▶ **Exercise requirements**: The answer must consist of every record, printed exactly as it stands.

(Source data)
[Start of section]

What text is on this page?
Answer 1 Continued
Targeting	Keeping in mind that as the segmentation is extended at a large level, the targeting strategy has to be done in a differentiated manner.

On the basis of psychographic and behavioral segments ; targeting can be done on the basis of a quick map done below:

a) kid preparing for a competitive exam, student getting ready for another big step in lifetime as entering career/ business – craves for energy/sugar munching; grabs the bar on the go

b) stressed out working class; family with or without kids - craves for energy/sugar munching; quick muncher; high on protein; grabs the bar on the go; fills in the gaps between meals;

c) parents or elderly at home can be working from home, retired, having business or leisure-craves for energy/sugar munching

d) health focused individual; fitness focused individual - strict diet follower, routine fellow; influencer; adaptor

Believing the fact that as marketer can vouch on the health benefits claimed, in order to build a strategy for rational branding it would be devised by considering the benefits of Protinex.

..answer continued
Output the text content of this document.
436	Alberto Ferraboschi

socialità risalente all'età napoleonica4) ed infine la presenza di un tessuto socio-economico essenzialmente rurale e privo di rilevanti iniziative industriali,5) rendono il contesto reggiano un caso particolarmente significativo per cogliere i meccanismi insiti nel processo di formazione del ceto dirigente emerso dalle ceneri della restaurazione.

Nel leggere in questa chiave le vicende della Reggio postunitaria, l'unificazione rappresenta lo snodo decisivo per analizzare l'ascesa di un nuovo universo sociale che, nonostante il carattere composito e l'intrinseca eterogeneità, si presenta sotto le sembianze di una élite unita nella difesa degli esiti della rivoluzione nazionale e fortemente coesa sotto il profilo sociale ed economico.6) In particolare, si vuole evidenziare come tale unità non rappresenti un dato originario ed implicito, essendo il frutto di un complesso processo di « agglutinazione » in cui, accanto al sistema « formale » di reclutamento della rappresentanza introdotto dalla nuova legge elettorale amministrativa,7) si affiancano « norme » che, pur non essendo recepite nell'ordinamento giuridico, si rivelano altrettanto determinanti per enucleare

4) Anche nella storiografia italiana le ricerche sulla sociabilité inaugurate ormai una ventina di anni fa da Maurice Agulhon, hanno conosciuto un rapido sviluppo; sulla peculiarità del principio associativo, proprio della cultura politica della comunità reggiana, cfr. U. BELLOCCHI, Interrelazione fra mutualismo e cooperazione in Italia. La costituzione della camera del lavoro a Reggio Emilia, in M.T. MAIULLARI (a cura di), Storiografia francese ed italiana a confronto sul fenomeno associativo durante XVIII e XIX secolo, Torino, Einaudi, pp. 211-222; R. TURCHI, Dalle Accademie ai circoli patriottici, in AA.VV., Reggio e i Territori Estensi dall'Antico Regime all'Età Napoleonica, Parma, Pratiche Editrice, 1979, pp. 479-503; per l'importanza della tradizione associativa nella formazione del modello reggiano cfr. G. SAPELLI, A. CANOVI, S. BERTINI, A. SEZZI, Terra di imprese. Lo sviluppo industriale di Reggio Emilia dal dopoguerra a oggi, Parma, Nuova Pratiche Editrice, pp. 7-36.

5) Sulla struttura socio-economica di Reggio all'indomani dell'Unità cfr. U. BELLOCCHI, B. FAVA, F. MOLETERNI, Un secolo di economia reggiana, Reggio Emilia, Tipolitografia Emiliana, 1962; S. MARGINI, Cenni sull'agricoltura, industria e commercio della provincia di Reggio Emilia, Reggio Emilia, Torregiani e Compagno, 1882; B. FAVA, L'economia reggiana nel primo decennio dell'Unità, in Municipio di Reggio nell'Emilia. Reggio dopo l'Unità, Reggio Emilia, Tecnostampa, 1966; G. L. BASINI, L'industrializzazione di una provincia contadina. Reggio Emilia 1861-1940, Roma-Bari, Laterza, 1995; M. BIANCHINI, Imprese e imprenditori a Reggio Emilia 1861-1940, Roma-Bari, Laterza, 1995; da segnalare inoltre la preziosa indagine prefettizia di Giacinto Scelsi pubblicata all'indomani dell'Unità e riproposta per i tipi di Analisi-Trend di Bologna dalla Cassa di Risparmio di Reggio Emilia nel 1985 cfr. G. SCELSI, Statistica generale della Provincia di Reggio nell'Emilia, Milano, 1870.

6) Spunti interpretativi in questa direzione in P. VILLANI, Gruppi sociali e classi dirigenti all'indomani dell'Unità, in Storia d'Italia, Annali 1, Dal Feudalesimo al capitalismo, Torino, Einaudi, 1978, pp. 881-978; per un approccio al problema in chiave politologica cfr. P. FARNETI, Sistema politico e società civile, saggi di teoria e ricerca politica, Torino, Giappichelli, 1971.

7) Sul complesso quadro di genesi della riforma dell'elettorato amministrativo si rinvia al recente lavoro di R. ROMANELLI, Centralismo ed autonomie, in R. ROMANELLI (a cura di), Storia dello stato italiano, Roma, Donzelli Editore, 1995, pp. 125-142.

[End of section]

▶ **Your response**:
What text is on this page?
Answer 1 Continued
Targeting	Keeping in mind that as the segmentation is extended at a large level, the targeting strategy has to be done in a differentiated manner.

On the basis of psychographic and behavioral segments ; targeting can be done on the basis of a quick map done below:

a) kid preparing for a competitive exam, student getting ready for another big step in lifetime as entering career/ business – craves for energy/sugar munching; grabs the bar on the go

b) stressed out working class; family with or without kids - craves for energy/sugar munching; quick muncher; high on protein; grabs the bar on the go; fills in the gaps between meals;

c) parents or elderly at home can be working from home, retired, having business or leisure-craves for energy/sugar munching

d) health focused individual; fitness focused individual - strict diet follower, routine fellow; influencer; adaptor

Believing the fact that as marketer can vouch on the health benefits claimed, in order to build a strategy for rational branding it would be devised by considering the benefits of Protinex.

..answer continued
Output the text content of this document.
436	Alberto Ferraboschi

socialità risalente all'età napoleonica4) ed infine la presenza di un tessuto socio-economico essenzialmente rurale e privo di rilevanti iniziative industriali,5) rendono il contesto reggiano un caso particolarmente significativo per cogliere i meccanismi insiti nel processo di formazione del ceto dirigente emerso dalle ceneri della restaurazione.

Nel leggere in questa chiave le vicende della Reggio postunitaria, l'unificazione rappresenta lo snodo decisivo per analizzare l'ascesa di un nuovo universo sociale che, nonostante il carattere composito e l'intrinseca eterogeneità, si presenta sotto le sembianze di una élite unita nella difesa degli esiti della rivoluzione nazionale e fortemente coesa sotto il profilo sociale ed economico.6) In particolare, si vuole evidenziare come tale unità non rappresenti un dato originario ed implicito, essendo il frutto di un complesso processo di « agglutinazione » in cui, accanto al sistema « formale » di reclutamento della rappresentanza introdotto dalla nuova legge elettorale amministrativa,7) si affiancano « norme » che, pur non essendo recepite nell'ordinamento giuridico, si rivelano altrettanto determinanti per enucleare

4) Anche nella storiografia italiana le ricerche sulla sociabilité inaugurate ormai una ventina di anni fa da Maurice Agulhon, hanno conosciuto un rapido sviluppo; sulla peculiarità del principio associativo, proprio della cultura politica della comunità reggiana, cfr. U. BELLOCCHI, Interrelazione fra mutualismo e cooperazione in Italia. La costituzione della camera del lavoro a Reggio Emilia, in M.T. MAIULLARI (a cura di), Storiografia francese ed italiana a confronto sul fenomeno associativo durante XVIII e XIX secolo, Torino, Einaudi, pp. 211-222; R. TURCHI, Dalle Accademie ai circoli patriottici, in AA.VV., Reggio e i Territori Estensi dall'Antico Regime all'Età Napoleonica, Parma, Pratiche Editrice, 1979, pp. 479-503; per l'importanza della tradizione associativa nella formazione del modello reggiano cfr. G. SAPELLI, A. CANOVI, S. BERTINI, A. SEZZI, Terra di imprese. Lo sviluppo industriale di Reggio Emilia dal dopoguerra a oggi, Parma, Nuova Pratiche Editrice, pp. 7-36.

5) Sulla struttura socio-economica di Reggio all'indomani dell'Unità cfr. U. BELLOCCHI, B. FAVA, F. MOLETERNI, Un secolo di economia reggiana, Reggio Emilia, Tipolitografia Emiliana, 1962; S. MARGINI, Cenni sull'agricoltura, industria e commercio della provincia di Reggio Emilia, Reggio Emilia, Torregiani e Compagno, 1882; B. FAVA, L'economia reggiana nel primo decennio dell'Unità, in Municipio di Reggio nell'Emilia. Reggio dopo l'Unità, Reggio Emilia, Tecnostampa, 1966; G. L. BASINI, L'industrializzazione di una provincia contadina. Reggio Emilia 1861-1940, Roma-Bari, Laterza, 1995; M. BIANCHINI, Imprese e imprenditori a Reggio Emilia 1861-1940, Roma-Bari, Laterza, 1995; da segnalare inoltre la preziosa indagine prefettizia di Giacinto Scelsi pubblicata all'indomani dell'Unità e riproposta per i tipi di Analisi-Trend di Bologna dalla Cassa di Risparmio di Reggio Emilia nel 1985 cfr. G. SCELSI, Statistica generale della Provincia di Reggio nell'Emilia, Milano, 1870.

6) Spunti interpretativi in questa direzione in P. VILLANI, Gruppi sociali e classi dirigenti all'indomani dell'Unità, in Storia d'Italia, Annali 1, Dal Feudalesimo al capitalismo, Torino, Einaudi, 1978, pp. 881-978; per un approccio al problema in chiave politologica cfr. P. FARNETI, Sistema politico e società civile, saggi di teoria e ricerca politica, Torino, Giappichelli, 1971.

7) Sul complesso quadro di genesi della riforma dell'elettorato amministrativo si rinvia al recente lavoro di R. ROMANELLI, Centralismo ed autonomie, in R. ROMANELLI (a cura di), Storia dello stato italiano, Roma, Donzelli Editore, 1995, pp. 125-142.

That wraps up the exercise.